Start of SUPPLIED ENTRIES

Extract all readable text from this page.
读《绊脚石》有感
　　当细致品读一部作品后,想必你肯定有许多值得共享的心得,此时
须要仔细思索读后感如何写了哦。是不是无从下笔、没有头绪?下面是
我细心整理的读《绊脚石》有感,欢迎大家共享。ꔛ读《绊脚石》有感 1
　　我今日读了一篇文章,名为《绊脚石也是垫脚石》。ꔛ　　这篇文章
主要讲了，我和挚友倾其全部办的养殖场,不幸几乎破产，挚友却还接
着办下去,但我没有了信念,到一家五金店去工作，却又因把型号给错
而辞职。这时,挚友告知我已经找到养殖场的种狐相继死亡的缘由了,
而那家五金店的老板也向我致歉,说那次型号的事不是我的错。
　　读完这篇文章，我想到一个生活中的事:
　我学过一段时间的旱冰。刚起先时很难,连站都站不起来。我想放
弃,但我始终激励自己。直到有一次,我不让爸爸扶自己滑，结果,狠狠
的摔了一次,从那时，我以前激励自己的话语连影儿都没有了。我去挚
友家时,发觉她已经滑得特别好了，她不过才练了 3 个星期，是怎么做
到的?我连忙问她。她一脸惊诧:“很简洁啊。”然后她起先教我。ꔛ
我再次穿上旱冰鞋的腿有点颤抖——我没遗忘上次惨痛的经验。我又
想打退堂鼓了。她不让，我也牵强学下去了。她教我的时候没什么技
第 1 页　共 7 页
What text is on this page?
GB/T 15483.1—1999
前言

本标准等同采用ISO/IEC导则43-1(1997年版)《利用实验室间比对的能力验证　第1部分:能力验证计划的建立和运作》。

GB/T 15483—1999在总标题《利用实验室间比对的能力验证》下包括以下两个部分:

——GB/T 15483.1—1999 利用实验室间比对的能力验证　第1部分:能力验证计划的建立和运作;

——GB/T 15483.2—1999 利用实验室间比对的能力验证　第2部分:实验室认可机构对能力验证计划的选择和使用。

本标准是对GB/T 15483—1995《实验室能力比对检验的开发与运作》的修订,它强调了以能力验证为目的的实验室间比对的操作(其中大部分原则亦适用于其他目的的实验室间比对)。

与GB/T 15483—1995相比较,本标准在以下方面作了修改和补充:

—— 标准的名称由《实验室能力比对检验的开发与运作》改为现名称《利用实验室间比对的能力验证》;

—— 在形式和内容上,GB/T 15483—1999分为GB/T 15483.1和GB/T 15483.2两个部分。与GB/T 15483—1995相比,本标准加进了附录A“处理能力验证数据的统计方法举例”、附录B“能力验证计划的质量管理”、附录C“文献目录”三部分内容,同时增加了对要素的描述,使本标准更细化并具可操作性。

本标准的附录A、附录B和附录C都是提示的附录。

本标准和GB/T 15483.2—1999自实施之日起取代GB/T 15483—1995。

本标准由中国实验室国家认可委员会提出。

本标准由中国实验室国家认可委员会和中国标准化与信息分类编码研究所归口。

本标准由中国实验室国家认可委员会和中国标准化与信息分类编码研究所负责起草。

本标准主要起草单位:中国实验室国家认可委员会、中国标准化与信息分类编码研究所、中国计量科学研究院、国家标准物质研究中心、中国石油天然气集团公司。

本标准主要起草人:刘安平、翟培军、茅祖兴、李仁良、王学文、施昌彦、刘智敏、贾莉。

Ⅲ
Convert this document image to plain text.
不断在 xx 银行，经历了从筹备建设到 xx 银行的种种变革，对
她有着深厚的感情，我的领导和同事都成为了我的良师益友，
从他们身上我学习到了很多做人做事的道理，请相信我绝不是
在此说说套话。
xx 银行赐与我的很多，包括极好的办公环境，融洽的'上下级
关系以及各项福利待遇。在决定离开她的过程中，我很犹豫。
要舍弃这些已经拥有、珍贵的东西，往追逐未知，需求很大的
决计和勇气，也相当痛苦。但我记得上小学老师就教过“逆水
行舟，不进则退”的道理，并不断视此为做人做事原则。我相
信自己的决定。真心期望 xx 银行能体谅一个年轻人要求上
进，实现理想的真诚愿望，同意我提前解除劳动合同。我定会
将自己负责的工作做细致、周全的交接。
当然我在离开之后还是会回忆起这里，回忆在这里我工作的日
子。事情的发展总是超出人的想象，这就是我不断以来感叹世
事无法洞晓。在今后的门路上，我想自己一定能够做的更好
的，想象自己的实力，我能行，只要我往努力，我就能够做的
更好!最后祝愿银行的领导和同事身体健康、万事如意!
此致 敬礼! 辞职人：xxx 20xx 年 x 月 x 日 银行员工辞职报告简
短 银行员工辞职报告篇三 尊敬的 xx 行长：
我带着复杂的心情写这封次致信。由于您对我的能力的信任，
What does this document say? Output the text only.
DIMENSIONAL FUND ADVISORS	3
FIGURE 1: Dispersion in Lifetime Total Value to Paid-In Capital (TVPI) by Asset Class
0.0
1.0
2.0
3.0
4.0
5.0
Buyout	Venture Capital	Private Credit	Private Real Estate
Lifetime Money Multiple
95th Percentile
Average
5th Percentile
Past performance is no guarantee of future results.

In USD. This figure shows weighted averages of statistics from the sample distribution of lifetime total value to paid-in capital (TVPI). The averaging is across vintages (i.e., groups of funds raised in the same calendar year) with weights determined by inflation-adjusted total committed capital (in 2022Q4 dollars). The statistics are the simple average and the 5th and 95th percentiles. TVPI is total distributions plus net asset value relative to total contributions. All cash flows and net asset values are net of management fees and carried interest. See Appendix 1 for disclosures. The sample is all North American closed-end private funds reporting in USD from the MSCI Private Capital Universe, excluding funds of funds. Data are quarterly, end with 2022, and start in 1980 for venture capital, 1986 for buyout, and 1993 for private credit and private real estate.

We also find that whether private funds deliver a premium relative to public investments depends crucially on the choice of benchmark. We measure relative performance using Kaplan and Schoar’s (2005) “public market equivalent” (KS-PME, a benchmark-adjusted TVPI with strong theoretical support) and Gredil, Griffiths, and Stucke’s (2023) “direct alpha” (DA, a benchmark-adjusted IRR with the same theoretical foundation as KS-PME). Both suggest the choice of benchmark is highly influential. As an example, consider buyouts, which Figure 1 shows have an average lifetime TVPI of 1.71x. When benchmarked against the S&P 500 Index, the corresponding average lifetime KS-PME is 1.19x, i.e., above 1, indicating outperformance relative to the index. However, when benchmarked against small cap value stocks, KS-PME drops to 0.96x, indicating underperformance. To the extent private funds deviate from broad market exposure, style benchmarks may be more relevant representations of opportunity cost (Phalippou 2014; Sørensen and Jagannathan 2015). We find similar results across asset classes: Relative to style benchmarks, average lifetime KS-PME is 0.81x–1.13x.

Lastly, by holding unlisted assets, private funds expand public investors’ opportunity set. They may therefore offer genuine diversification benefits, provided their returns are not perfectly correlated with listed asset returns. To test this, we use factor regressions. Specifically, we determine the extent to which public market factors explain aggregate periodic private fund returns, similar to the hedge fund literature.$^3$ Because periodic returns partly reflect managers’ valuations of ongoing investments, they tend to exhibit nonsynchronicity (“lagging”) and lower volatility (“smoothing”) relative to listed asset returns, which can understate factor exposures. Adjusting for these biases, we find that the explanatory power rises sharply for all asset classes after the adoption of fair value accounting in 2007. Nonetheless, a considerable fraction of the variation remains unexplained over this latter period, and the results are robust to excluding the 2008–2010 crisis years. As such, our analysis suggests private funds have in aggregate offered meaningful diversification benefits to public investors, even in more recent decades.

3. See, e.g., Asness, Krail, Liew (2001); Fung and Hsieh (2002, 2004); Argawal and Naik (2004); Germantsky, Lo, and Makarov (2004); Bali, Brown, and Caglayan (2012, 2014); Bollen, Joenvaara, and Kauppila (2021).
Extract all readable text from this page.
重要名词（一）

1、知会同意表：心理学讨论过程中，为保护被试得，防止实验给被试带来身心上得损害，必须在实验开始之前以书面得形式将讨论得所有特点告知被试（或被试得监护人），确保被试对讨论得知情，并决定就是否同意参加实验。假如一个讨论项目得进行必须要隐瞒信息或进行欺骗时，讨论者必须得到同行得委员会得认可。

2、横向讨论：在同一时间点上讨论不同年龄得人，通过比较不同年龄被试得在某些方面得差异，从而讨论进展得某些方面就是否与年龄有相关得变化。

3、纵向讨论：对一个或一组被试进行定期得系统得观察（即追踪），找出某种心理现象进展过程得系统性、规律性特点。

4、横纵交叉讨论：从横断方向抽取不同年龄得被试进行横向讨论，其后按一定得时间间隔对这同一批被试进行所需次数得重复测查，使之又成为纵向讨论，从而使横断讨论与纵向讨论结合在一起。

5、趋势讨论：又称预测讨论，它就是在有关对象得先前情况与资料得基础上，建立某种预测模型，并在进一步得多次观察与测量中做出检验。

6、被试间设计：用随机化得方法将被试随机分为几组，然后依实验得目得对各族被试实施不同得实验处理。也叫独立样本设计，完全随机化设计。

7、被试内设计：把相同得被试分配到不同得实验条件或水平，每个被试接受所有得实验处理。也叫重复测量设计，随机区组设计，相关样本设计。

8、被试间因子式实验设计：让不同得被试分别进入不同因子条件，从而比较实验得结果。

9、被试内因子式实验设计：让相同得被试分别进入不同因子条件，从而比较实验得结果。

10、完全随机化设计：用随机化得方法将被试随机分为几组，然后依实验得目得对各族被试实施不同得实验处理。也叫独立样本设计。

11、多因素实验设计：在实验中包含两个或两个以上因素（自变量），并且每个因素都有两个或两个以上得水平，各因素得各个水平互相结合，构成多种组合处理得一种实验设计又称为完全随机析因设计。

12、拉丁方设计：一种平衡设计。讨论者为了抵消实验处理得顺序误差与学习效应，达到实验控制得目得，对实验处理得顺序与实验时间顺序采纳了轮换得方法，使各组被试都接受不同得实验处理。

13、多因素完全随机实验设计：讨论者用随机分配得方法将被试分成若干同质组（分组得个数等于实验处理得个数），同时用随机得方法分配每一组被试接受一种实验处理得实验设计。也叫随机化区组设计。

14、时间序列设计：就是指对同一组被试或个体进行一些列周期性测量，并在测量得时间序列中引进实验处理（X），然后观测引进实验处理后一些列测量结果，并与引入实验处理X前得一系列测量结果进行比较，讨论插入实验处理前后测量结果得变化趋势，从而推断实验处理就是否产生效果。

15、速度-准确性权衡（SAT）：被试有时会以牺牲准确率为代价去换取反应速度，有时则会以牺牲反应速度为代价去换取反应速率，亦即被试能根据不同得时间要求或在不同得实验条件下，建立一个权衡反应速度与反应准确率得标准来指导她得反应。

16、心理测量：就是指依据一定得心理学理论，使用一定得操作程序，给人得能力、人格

End of SUPPLIED ENTRIES

WHAT THE TASK ASKS
Looking at the data above, how many lines hold the word "用随机化得方法将被试随机分为几组"? Respond with the number alone.

WRITTEN ANSWER
2